▶ **Recorded information**
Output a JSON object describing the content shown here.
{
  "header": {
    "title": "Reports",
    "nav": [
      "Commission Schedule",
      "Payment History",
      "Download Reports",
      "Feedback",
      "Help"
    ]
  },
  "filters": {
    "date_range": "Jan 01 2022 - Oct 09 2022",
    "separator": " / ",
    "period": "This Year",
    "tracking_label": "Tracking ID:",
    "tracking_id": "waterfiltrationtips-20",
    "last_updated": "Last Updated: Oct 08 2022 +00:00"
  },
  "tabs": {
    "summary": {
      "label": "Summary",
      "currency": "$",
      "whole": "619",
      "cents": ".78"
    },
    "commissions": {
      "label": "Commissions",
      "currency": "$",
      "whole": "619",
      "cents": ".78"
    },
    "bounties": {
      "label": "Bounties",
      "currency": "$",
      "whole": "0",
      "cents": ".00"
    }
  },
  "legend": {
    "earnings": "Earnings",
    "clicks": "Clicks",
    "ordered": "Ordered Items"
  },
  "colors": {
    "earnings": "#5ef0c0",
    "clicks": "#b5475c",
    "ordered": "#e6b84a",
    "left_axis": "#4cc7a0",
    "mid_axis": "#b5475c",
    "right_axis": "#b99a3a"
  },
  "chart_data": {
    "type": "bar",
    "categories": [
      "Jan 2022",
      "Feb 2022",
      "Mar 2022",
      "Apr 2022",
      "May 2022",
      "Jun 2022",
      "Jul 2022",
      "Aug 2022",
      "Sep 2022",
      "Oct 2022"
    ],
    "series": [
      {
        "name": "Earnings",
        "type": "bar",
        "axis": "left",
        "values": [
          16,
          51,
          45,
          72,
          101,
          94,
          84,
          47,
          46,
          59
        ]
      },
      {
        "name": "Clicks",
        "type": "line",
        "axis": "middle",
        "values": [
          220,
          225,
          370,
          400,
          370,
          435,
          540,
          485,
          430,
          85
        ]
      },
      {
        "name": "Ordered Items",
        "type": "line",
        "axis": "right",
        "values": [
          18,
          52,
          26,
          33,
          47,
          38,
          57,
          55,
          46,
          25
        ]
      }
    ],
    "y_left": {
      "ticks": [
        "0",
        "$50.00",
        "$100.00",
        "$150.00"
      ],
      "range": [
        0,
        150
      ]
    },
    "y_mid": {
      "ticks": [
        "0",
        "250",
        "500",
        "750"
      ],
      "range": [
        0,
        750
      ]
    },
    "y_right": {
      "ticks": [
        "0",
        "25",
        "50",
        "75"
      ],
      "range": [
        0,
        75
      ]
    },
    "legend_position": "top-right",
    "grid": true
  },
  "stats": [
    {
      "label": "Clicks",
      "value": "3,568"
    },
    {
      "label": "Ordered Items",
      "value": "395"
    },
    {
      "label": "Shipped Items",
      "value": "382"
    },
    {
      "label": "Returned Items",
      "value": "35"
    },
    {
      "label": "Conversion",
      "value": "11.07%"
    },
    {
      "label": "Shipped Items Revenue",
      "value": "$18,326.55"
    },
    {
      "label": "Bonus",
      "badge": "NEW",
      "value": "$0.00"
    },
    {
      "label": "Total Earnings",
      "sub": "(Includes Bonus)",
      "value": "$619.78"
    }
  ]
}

▶ **Work to complete**
Repeat the records above exactly, leaving none out.

▶ **Task solution**
Output a JSON object describing the content shown here.
{
  "header": {
    "title": "Reports",
    "nav": [
      "Commission Schedule",
      "Payment History",
      "Download Reports",
      "Feedback",
      "Help"
    ]
  },
  "filters": {
    "date_range": "Jan 01 2022 - Oct 09 2022",
    "separator": " / ",
    "period": "This Year",
    "tracking_label": "Tracking ID:",
    "tracking_id": "waterfiltrationtips-20",
    "last_updated": "Last Updated: Oct 08 2022 +00:00"
  },
  "tabs": {
    "summary": {
      "label": "Summary",
      "currency": "$",
      "whole": "619",
      "cents": ".78"
    },
    "commissions": {
      "label": "Commissions",
      "currency": "$",
      "whole": "619",
      "cents": ".78"
    },
    "bounties": {
      "label": "Bounties",
      "currency": "$",
      "whole": "0",
      "cents": ".00"
    }
  },
  "legend": {
    "earnings": "Earnings",
    "clicks": "Clicks",
    "ordered": "Ordered Items"
  },
  "colors": {
    "earnings": "#5ef0c0",
    "clicks": "#b5475c",
    "ordered": "#e6b84a",
    "left_axis": "#4cc7a0",
    "mid_axis": "#b5475c",
    "right_axis": "#b99a3a"
  },
  "chart_data": {
    "type": "bar",
    "categories": [
      "Jan 2022",
      "Feb 2022",
      "Mar 2022",
      "Apr 2022",
      "May 2022",
      "Jun 2022",
      "Jul 2022",
      "Aug 2022",
      "Sep 2022",
      "Oct 2022"
    ],
    "series": [
      {
        "name": "Earnings",
        "type": "bar",
        "axis": "left",
        "values": [
          16,
          51,
          45,
          72,
          101,
          94,
          84,
          47,
          46,
          59
        ]
      },
      {
        "name": "Clicks",
        "type": "line",
        "axis": "middle",
        "values": [
          220,
          225,
          370,
          400,
          370,
          435,
          540,
          485,
          430,
          85
        ]
      },
      {
        "name": "Ordered Items",
        "type": "line",
        "axis": "right",
        "values": [
          18,
          52,
          26,
          33,
          47,
          38,
          57,
          55,
          46,
          25
        ]
      }
    ],
    "y_left": {
      "ticks": [
        "0",
        "$50.00",
        "$100.00",
        "$150.00"
      ],
      "range": [
        0,
        150
      ]
    },
    "y_mid": {
      "ticks": [
        "0",
        "250",
        "500",
        "750"
      ],
      "range": [
        0,
        750
      ]
    },
    "y_right": {
      "ticks": [
        "0",
        "25",
        "50",
        "75"
      ],
      "range": [
        0,
        75
      ]
    },
    "legend_position": "top-right",
    "grid": true
  },
  "stats": [
    {
      "label": "Clicks",
      "value": "3,568"
    },
    {
      "label": "Ordered Items",
      "value": "395"
    },
    {
      "label": "Shipped Items",
      "value": "382"
    },
    {
      "label": "Returned Items",
      "value": "35"
    },
    {
      "label": "Conversion",
      "value": "11.07%"
    },
    {
      "label": "Shipped Items Revenue",
      "value": "$18,326.55"
    },
    {
      "label": "Bonus",
      "badge": "NEW",
      "value": "$0.00"
    },
    {
      "label": "Total Earnings",
      "sub": "(Includes Bonus)",
      "value": "$619.78"
    }
  ]
}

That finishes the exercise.